(Records shown):
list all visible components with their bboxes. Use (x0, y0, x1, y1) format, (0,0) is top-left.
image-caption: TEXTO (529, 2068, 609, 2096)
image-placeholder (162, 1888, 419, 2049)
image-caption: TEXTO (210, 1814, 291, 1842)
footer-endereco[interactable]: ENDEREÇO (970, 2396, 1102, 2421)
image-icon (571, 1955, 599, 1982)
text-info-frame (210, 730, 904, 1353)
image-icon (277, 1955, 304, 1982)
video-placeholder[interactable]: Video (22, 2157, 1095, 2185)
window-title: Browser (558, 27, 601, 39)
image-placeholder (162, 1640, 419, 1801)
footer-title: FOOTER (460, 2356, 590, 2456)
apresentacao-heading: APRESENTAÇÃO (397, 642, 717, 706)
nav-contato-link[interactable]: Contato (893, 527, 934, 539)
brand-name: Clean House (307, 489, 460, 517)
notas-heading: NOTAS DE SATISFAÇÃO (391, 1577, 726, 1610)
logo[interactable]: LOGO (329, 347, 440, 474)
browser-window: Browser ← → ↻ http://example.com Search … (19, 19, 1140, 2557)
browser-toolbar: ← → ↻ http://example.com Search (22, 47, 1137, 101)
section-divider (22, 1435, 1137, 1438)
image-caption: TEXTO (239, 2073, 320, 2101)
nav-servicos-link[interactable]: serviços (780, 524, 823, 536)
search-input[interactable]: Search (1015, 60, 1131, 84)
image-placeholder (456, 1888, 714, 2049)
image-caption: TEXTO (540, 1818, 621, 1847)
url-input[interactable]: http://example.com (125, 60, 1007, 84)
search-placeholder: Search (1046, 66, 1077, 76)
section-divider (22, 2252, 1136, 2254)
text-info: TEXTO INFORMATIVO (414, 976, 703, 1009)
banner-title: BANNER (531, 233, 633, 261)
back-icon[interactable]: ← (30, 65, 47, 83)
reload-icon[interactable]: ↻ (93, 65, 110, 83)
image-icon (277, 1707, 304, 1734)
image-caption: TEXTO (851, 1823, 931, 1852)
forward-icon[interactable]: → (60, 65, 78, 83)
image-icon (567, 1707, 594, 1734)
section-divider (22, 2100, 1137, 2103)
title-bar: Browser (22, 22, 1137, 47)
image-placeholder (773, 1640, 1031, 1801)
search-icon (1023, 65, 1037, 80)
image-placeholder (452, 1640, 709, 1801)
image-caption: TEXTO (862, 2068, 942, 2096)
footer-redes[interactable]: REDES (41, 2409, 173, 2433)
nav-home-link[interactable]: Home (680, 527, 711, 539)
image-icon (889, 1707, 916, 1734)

(Exercise brief):
Report each line of the entries above that contains the word "example".

(Full output):
browser-window: Browser ← → ↻ http://example.com Search … (19, 19, 1140, 2557)
browser-toolbar: ← → ↻ http://example.com Search (22, 47, 1137, 101)
url-input[interactable]: http://example.com (125, 60, 1007, 84)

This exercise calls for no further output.